#### TASK GOAL:
Note each line that includes the word "valor". Copy those lines.

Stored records

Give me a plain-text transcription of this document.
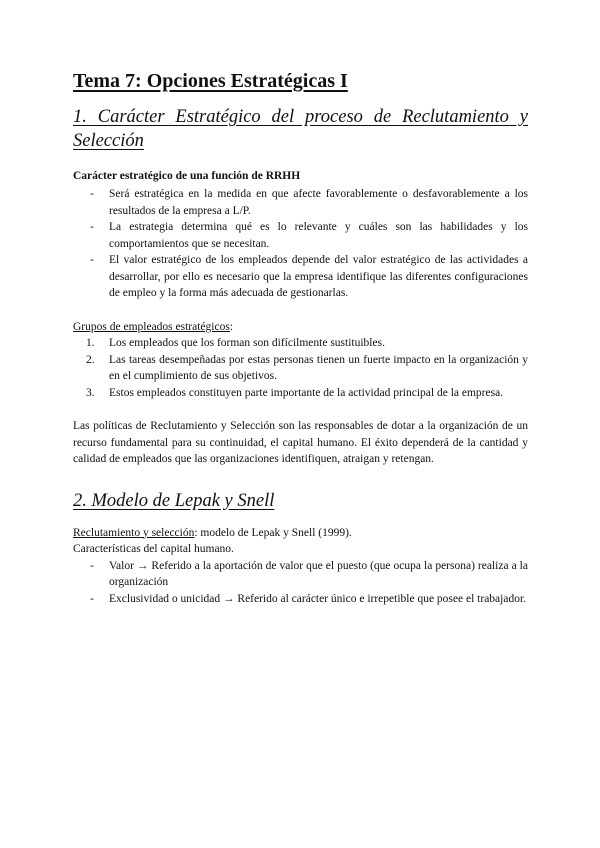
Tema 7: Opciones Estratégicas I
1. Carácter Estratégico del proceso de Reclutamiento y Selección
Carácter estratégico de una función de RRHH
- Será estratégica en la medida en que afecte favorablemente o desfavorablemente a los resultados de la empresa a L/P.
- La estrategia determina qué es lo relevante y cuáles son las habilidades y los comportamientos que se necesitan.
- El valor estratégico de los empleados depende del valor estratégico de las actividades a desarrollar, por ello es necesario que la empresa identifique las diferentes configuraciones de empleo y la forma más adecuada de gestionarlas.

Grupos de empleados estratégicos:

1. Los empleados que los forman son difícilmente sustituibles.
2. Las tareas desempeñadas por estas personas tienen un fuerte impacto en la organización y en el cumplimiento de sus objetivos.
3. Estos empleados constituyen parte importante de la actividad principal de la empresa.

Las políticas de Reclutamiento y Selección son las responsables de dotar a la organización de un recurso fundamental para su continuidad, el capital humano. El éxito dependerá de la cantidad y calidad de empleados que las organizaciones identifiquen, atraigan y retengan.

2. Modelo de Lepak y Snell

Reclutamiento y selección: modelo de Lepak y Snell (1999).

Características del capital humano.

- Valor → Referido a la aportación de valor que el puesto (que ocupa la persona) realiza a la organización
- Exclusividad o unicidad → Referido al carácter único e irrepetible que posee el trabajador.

#### RESULT BELOW:
- El valor estratégico de los empleados depende del valor estratégico de las actividades a desarrollar, por ello es necesario que la empresa identifique las diferentes configuraciones de empleo y la forma más adecuada de gestionarlas.
- Valor → Referido a la aportación de valor que el puesto (que ocupa la persona) realiza a la organización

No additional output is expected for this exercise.